Repeat the material in full. Keep every line exactly as it is.

#### Provided data

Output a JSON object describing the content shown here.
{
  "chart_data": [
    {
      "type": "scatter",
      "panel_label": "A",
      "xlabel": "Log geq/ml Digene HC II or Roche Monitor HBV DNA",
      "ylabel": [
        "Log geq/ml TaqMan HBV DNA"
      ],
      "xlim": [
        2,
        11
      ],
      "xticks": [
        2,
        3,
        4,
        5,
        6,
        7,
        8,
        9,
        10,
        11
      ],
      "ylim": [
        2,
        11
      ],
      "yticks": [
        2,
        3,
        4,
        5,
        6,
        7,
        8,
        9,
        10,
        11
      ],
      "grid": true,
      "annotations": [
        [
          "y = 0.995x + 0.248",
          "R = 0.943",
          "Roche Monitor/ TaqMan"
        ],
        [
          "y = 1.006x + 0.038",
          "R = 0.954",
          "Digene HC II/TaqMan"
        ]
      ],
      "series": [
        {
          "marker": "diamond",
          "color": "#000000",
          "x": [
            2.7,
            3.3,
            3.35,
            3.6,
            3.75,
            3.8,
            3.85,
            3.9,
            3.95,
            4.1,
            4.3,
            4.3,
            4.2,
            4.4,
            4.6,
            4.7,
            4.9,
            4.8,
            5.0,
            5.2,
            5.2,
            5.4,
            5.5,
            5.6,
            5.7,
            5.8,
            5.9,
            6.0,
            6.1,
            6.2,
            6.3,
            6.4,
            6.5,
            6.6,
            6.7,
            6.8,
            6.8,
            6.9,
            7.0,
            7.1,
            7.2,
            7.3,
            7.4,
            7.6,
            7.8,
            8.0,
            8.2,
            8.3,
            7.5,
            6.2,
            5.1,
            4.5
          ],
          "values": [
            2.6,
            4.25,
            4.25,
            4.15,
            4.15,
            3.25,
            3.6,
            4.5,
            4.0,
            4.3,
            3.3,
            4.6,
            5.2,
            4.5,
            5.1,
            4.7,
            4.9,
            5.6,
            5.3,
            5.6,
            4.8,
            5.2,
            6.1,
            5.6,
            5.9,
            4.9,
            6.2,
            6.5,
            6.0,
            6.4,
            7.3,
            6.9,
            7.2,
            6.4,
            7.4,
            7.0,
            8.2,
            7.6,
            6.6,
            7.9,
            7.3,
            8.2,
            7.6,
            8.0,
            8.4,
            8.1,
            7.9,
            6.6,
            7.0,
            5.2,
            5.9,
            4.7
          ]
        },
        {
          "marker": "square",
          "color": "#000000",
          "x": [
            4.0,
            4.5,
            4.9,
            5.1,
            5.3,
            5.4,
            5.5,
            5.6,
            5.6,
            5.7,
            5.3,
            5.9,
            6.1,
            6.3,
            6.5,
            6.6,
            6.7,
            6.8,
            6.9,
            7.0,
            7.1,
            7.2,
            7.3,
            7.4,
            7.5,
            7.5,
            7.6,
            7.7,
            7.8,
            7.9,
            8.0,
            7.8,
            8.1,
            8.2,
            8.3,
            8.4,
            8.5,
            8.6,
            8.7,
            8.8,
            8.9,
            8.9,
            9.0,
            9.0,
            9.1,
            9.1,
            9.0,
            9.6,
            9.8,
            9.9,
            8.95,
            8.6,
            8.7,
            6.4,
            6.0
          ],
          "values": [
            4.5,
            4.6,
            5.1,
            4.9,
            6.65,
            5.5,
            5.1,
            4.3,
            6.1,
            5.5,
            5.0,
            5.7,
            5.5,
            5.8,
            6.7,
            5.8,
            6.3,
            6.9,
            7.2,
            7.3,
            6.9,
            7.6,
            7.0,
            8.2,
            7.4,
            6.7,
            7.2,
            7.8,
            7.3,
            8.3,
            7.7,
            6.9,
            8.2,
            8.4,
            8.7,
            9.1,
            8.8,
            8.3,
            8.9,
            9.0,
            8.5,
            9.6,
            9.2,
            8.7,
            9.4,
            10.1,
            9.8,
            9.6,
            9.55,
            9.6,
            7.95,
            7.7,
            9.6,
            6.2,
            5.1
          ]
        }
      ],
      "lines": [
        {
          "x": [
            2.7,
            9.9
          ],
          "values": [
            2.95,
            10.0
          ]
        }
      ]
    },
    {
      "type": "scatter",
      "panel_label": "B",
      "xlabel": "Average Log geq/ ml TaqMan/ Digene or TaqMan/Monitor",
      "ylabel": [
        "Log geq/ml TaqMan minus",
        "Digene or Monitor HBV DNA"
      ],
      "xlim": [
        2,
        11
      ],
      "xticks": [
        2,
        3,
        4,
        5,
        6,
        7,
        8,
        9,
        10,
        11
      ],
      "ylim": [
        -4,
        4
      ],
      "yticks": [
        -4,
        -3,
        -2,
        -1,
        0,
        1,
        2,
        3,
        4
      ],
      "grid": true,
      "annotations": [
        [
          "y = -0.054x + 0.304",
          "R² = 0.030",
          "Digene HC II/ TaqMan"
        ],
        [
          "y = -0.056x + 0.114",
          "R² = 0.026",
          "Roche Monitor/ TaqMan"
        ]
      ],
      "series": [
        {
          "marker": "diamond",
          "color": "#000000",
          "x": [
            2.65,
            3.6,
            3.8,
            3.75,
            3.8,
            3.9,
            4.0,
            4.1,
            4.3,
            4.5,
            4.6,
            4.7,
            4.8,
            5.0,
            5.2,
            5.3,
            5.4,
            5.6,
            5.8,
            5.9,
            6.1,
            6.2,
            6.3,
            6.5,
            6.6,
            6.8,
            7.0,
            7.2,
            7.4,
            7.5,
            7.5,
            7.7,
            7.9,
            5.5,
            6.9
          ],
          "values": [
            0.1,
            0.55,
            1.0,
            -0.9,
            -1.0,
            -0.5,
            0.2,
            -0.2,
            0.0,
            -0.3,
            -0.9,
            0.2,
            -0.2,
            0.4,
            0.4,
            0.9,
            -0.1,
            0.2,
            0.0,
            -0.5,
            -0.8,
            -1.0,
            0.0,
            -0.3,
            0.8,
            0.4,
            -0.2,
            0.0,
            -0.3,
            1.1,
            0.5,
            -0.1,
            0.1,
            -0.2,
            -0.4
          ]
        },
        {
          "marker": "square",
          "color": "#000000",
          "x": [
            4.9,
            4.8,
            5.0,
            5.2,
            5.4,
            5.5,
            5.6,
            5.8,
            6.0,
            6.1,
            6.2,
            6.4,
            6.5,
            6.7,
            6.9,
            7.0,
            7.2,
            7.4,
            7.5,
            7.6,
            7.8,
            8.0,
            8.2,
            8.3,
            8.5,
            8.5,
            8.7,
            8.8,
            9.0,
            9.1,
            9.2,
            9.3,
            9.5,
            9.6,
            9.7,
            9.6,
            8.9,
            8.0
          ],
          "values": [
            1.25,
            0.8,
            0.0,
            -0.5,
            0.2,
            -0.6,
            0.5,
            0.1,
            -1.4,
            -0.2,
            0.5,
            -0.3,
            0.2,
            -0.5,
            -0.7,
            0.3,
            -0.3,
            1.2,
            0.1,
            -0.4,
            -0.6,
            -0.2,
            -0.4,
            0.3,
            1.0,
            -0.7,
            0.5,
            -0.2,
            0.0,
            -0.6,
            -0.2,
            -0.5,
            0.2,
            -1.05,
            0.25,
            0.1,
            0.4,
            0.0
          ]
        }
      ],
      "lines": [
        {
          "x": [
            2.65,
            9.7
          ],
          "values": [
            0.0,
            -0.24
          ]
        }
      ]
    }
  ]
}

########

= Result for this task =
Output a JSON object describing the content shown here.
{
  "chart_data": [
    {
      "type": "scatter",
      "panel_label": "A",
      "xlabel": "Log geq/ml Digene HC II or Roche Monitor HBV DNA",
      "ylabel": [
        "Log geq/ml TaqMan HBV DNA"
      ],
      "xlim": [
        2,
        11
      ],
      "xticks": [
        2,
        3,
        4,
        5,
        6,
        7,
        8,
        9,
        10,
        11
      ],
      "ylim": [
        2,
        11
      ],
      "yticks": [
        2,
        3,
        4,
        5,
        6,
        7,
        8,
        9,
        10,
        11
      ],
      "grid": true,
      "annotations": [
        [
          "y = 0.995x + 0.248",
          "R = 0.943",
          "Roche Monitor/ TaqMan"
        ],
        [
          "y = 1.006x + 0.038",
          "R = 0.954",
          "Digene HC II/TaqMan"
        ]
      ],
      "series": [
        {
          "marker": "diamond",
          "color": "#000000",
          "x": [
            2.7,
            3.3,
            3.35,
            3.6,
            3.75,
            3.8,
            3.85,
            3.9,
            3.95,
            4.1,
            4.3,
            4.3,
            4.2,
            4.4,
            4.6,
            4.7,
            4.9,
            4.8,
            5.0,
            5.2,
            5.2,
            5.4,
            5.5,
            5.6,
            5.7,
            5.8,
            5.9,
            6.0,
            6.1,
            6.2,
            6.3,
            6.4,
            6.5,
            6.6,
            6.7,
            6.8,
            6.8,
            6.9,
            7.0,
            7.1,
            7.2,
            7.3,
            7.4,
            7.6,
            7.8,
            8.0,
            8.2,
            8.3,
            7.5,
            6.2,
            5.1,
            4.5
          ],
          "values": [
            2.6,
            4.25,
            4.25,
            4.15,
            4.15,
            3.25,
            3.6,
            4.5,
            4.0,
            4.3,
            3.3,
            4.6,
            5.2,
            4.5,
            5.1,
            4.7,
            4.9,
            5.6,
            5.3,
            5.6,
            4.8,
            5.2,
            6.1,
            5.6,
            5.9,
            4.9,
            6.2,
            6.5,
            6.0,
            6.4,
            7.3,
            6.9,
            7.2,
            6.4,
            7.4,
            7.0,
            8.2,
            7.6,
            6.6,
            7.9,
            7.3,
            8.2,
            7.6,
            8.0,
            8.4,
            8.1,
            7.9,
            6.6,
            7.0,
            5.2,
            5.9,
            4.7
          ]
        },
        {
          "marker": "square",
          "color": "#000000",
          "x": [
            4.0,
            4.5,
            4.9,
            5.1,
            5.3,
            5.4,
            5.5,
            5.6,
            5.6,
            5.7,
            5.3,
            5.9,
            6.1,
            6.3,
            6.5,
            6.6,
            6.7,
            6.8,
            6.9,
            7.0,
            7.1,
            7.2,
            7.3,
            7.4,
            7.5,
            7.5,
            7.6,
            7.7,
            7.8,
            7.9,
            8.0,
            7.8,
            8.1,
            8.2,
            8.3,
            8.4,
            8.5,
            8.6,
            8.7,
            8.8,
            8.9,
            8.9,
            9.0,
            9.0,
            9.1,
            9.1,
            9.0,
            9.6,
            9.8,
            9.9,
            8.95,
            8.6,
            8.7,
            6.4,
            6.0
          ],
          "values": [
            4.5,
            4.6,
            5.1,
            4.9,
            6.65,
            5.5,
            5.1,
            4.3,
            6.1,
            5.5,
            5.0,
            5.7,
            5.5,
            5.8,
            6.7,
            5.8,
            6.3,
            6.9,
            7.2,
            7.3,
            6.9,
            7.6,
            7.0,
            8.2,
            7.4,
            6.7,
            7.2,
            7.8,
            7.3,
            8.3,
            7.7,
            6.9,
            8.2,
            8.4,
            8.7,
            9.1,
            8.8,
            8.3,
            8.9,
            9.0,
            8.5,
            9.6,
            9.2,
            8.7,
            9.4,
            10.1,
            9.8,
            9.6,
            9.55,
            9.6,
            7.95,
            7.7,
            9.6,
            6.2,
            5.1
          ]
        }
      ],
      "lines": [
        {
          "x": [
            2.7,
            9.9
          ],
          "values": [
            2.95,
            10.0
          ]
        }
      ]
    },
    {
      "type": "scatter",
      "panel_label": "B",
      "xlabel": "Average Log geq/ ml TaqMan/ Digene or TaqMan/Monitor",
      "ylabel": [
        "Log geq/ml TaqMan minus",
        "Digene or Monitor HBV DNA"
      ],
      "xlim": [
        2,
        11
      ],
      "xticks": [
        2,
        3,
        4,
        5,
        6,
        7,
        8,
        9,
        10,
        11
      ],
      "ylim": [
        -4,
        4
      ],
      "yticks": [
        -4,
        -3,
        -2,
        -1,
        0,
        1,
        2,
        3,
        4
      ],
      "grid": true,
      "annotations": [
        [
          "y = -0.054x + 0.304",
          "R² = 0.030",
          "Digene HC II/ TaqMan"
        ],
        [
          "y = -0.056x + 0.114",
          "R² = 0.026",
          "Roche Monitor/ TaqMan"
        ]
      ],
      "series": [
        {
          "marker": "diamond",
          "color": "#000000",
          "x": [
            2.65,
            3.6,
            3.8,
            3.75,
            3.8,
            3.9,
            4.0,
            4.1,
            4.3,
            4.5,
            4.6,
            4.7,
            4.8,
            5.0,
            5.2,
            5.3,
            5.4,
            5.6,
            5.8,
            5.9,
            6.1,
            6.2,
            6.3,
            6.5,
            6.6,
            6.8,
            7.0,
            7.2,
            7.4,
            7.5,
            7.5,
            7.7,
            7.9,
            5.5,
            6.9
          ],
          "values": [
            0.1,
            0.55,
            1.0,
            -0.9,
            -1.0,
            -0.5,
            0.2,
            -0.2,
            0.0,
            -0.3,
            -0.9,
            0.2,
            -0.2,
            0.4,
            0.4,
            0.9,
            -0.1,
            0.2,
            0.0,
            -0.5,
            -0.8,
            -1.0,
            0.0,
            -0.3,
            0.8,
            0.4,
            -0.2,
            0.0,
            -0.3,
            1.1,
            0.5,
            -0.1,
            0.1,
            -0.2,
            -0.4
          ]
        },
        {
          "marker": "square",
          "color": "#000000",
          "x": [
            4.9,
            4.8,
            5.0,
            5.2,
            5.4,
            5.5,
            5.6,
            5.8,
            6.0,
            6.1,
            6.2,
            6.4,
            6.5,
            6.7,
            6.9,
            7.0,
            7.2,
            7.4,
            7.5,
            7.6,
            7.8,
            8.0,
            8.2,
            8.3,
            8.5,
            8.5,
            8.7,
            8.8,
            9.0,
            9.1,
            9.2,
            9.3,
            9.5,
            9.6,
            9.7,
            9.6,
            8.9,
            8.0
          ],
          "values": [
            1.25,
            0.8,
            0.0,
            -0.5,
            0.2,
            -0.6,
            0.5,
            0.1,
            -1.4,
            -0.2,
            0.5,
            -0.3,
            0.2,
            -0.5,
            -0.7,
            0.3,
            -0.3,
            1.2,
            0.1,
            -0.4,
            -0.6,
            -0.2,
            -0.4,
            0.3,
            1.0,
            -0.7,
            0.5,
            -0.2,
            0.0,
            -0.6,
            -0.2,
            -0.5,
            0.2,
            -1.05,
            0.25,
            0.1,
            0.4,
            0.0
          ]
        }
      ],
      "lines": [
        {
          "x": [
            2.65,
            9.7
          ],
          "values": [
            0.0,
            -0.24
          ]
        }
      ]
    }
  ]
}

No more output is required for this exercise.